Take every line where the string "reusable" appears and copy it.

## Start Provided material

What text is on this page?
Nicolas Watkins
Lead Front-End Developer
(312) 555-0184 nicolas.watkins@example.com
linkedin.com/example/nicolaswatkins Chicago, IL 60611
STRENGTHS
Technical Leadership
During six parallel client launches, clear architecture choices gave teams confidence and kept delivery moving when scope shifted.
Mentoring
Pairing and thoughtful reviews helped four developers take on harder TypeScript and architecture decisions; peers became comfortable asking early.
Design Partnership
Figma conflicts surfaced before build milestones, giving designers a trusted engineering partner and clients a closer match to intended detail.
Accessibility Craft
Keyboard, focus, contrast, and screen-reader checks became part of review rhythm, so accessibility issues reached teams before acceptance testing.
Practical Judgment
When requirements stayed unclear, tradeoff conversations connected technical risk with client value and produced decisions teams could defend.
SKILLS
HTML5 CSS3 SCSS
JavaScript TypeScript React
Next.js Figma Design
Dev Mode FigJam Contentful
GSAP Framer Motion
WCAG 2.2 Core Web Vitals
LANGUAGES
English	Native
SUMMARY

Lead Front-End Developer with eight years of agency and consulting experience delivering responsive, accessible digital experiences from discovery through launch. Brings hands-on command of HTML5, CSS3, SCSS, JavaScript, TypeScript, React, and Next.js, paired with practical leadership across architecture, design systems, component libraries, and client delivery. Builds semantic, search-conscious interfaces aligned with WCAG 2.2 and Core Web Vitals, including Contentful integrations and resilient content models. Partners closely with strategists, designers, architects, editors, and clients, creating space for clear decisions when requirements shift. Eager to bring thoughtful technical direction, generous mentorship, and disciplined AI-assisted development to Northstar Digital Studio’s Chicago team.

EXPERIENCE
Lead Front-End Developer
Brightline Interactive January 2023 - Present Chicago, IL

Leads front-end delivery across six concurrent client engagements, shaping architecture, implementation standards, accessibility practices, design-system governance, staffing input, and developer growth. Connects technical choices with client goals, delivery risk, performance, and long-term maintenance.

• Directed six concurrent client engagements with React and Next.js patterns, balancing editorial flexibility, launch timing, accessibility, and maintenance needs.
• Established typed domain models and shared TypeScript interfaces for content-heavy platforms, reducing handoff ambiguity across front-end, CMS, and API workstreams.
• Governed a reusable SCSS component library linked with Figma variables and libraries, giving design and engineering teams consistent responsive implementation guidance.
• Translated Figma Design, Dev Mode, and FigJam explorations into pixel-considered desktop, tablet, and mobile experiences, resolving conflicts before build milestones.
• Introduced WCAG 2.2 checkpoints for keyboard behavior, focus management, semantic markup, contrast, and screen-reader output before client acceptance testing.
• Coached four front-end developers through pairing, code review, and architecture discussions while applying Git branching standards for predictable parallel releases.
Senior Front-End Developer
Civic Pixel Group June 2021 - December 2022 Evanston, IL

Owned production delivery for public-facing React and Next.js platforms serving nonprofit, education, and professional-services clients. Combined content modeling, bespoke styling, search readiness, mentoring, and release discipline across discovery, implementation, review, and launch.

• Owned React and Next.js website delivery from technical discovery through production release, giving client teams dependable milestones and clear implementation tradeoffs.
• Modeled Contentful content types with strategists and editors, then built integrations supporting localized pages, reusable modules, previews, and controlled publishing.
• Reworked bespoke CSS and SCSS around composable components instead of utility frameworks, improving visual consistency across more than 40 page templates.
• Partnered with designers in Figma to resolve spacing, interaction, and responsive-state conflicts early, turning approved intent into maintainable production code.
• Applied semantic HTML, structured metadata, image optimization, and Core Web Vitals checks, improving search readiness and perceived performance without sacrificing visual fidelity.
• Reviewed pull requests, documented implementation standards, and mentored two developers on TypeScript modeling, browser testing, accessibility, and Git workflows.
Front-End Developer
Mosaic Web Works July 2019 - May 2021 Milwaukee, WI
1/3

## End Provided material

Correct response>
• Governed a reusable SCSS component library linked with Figma variables and libraries, giving design and engineering teams consistent responsive implementation guidance.
• Modeled Contentful content types with strategists and editors, then built integrations supporting localized pages, reusable modules, previews, and controlled publishing.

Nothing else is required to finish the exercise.